- Brief
Go through the lines below and copy each one that holds the string "value".

- Data extract
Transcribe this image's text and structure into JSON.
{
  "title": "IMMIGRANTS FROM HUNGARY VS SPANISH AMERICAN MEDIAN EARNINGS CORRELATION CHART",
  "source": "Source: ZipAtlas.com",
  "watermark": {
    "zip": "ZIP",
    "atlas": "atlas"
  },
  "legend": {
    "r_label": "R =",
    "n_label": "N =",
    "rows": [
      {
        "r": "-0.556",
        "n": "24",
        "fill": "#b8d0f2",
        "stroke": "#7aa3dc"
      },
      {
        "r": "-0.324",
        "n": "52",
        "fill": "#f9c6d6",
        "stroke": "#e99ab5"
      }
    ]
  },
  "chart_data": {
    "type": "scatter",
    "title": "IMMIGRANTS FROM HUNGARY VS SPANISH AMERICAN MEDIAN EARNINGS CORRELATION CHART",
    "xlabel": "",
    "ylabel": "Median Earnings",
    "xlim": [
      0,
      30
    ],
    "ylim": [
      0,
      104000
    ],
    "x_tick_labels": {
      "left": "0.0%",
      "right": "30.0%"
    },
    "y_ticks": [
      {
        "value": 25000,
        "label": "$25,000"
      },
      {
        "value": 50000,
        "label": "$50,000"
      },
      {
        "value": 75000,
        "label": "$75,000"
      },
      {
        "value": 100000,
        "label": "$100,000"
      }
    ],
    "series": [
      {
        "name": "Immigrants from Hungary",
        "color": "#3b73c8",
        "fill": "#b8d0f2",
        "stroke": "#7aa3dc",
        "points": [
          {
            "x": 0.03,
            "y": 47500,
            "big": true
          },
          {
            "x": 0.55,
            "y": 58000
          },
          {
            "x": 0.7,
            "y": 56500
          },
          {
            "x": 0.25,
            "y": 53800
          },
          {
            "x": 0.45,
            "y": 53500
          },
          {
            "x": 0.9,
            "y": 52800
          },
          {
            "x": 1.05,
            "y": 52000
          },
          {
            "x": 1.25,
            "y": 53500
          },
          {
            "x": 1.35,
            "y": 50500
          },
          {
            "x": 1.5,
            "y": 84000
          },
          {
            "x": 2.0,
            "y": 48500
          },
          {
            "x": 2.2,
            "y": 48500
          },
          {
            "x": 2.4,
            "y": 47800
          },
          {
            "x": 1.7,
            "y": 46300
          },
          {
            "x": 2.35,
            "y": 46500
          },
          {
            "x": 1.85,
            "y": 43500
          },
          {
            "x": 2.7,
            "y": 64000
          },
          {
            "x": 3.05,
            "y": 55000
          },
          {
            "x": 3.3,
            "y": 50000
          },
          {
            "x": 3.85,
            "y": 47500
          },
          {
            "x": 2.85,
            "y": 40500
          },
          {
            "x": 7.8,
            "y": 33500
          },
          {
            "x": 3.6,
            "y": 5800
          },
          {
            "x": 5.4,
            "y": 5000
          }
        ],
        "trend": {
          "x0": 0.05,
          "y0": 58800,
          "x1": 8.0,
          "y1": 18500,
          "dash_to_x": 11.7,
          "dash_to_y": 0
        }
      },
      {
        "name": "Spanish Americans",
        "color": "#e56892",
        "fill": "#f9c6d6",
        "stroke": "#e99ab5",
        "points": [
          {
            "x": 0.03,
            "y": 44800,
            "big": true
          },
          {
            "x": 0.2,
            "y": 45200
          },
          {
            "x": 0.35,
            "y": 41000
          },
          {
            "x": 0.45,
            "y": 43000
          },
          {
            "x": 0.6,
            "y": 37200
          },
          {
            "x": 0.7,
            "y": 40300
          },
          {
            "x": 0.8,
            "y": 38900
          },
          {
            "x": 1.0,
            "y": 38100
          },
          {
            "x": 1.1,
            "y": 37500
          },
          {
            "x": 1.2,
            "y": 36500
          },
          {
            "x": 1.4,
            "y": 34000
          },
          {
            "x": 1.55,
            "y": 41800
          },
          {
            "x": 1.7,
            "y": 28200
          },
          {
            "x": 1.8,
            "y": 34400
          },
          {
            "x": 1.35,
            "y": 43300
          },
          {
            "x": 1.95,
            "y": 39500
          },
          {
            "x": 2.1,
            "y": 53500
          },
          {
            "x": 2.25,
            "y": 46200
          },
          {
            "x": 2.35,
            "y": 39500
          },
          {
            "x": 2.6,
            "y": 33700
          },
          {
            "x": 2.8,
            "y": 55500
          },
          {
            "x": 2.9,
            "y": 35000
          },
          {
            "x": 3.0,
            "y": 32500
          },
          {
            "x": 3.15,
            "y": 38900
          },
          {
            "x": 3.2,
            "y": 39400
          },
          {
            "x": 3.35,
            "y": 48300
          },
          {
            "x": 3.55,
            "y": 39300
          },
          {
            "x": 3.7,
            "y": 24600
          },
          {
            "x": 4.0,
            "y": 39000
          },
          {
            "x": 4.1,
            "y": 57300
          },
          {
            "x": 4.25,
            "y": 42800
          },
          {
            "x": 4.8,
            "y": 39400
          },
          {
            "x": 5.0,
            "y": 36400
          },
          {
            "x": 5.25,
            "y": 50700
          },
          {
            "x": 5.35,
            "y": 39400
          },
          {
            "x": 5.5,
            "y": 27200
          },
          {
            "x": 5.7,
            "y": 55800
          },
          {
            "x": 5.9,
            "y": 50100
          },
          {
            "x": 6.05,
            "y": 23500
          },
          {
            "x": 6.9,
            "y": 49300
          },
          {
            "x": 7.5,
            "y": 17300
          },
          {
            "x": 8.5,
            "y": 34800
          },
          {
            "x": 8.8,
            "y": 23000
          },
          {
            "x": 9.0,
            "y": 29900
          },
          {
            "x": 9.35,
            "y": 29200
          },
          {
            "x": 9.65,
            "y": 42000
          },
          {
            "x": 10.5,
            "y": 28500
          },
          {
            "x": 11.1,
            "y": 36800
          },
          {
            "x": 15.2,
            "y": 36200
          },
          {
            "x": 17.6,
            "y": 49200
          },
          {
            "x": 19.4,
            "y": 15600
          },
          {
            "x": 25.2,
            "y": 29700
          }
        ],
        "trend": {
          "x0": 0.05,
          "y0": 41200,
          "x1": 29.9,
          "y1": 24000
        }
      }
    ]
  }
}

- Exercise solution
        "value": 25000,
        "value": 50000,
        "value": 75000,
        "value": 100000,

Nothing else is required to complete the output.